▶ **Written instruction**
Would you pull out every line of the material that contains the string "kako"?

▶ **Records provided**

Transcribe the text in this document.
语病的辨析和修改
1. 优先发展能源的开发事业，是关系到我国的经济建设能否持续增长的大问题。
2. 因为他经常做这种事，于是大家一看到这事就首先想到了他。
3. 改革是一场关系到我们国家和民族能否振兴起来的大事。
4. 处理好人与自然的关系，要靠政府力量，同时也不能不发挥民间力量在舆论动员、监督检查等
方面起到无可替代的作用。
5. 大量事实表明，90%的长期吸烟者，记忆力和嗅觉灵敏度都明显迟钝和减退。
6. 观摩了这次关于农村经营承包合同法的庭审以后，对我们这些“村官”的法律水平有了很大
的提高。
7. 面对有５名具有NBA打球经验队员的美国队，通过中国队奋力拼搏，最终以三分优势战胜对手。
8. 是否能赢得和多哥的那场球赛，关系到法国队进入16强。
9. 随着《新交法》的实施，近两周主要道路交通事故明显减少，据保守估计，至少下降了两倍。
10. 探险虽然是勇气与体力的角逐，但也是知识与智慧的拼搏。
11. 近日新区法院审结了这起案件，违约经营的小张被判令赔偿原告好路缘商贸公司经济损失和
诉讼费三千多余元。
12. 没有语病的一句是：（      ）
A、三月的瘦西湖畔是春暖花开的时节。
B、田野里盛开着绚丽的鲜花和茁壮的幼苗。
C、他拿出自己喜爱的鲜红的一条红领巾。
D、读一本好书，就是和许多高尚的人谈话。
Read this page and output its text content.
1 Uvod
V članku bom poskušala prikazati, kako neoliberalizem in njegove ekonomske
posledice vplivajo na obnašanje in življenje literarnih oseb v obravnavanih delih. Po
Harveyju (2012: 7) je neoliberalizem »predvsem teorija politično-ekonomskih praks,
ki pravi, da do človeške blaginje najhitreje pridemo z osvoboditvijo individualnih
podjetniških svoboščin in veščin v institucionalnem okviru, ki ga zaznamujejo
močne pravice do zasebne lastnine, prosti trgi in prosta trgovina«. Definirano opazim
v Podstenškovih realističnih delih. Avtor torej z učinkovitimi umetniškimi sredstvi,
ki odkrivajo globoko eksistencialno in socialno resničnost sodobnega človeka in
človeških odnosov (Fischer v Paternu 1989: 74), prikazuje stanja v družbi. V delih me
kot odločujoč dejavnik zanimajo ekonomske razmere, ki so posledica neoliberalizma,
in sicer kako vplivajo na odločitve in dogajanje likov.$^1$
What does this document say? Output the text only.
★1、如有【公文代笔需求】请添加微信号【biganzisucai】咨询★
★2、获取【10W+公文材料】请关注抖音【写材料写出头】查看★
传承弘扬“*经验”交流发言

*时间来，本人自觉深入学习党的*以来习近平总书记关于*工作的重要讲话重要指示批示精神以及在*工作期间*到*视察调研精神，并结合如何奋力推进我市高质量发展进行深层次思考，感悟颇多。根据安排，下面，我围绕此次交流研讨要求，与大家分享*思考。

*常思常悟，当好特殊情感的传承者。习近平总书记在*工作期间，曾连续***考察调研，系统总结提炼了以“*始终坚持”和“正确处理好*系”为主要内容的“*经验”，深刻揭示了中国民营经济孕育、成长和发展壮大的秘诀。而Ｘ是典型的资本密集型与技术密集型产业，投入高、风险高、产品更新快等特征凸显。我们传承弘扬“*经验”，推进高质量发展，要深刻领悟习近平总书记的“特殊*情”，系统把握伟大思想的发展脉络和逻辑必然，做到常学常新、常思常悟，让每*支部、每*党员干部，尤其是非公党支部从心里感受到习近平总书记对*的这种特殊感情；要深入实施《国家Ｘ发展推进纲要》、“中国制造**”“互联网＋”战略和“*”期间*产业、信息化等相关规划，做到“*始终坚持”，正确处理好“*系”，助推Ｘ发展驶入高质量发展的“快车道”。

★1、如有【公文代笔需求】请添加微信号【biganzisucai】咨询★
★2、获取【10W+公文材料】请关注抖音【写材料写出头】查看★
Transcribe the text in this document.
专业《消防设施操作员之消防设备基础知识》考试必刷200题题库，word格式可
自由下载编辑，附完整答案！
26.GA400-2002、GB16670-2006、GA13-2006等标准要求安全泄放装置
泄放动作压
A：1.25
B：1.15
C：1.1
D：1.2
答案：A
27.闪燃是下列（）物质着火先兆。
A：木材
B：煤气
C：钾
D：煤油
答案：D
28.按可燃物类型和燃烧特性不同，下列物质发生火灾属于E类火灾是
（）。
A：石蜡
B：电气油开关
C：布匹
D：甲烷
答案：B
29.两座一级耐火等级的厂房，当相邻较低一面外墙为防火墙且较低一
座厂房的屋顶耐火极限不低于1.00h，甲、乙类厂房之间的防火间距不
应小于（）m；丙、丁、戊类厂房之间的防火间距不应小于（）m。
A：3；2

▶ **Exercise result**
V članku bom poskušala prikazati, kako neoliberalizem in njegove ekonomske
in sicer kako vplivajo na odločitve in dogajanje likov.$^1$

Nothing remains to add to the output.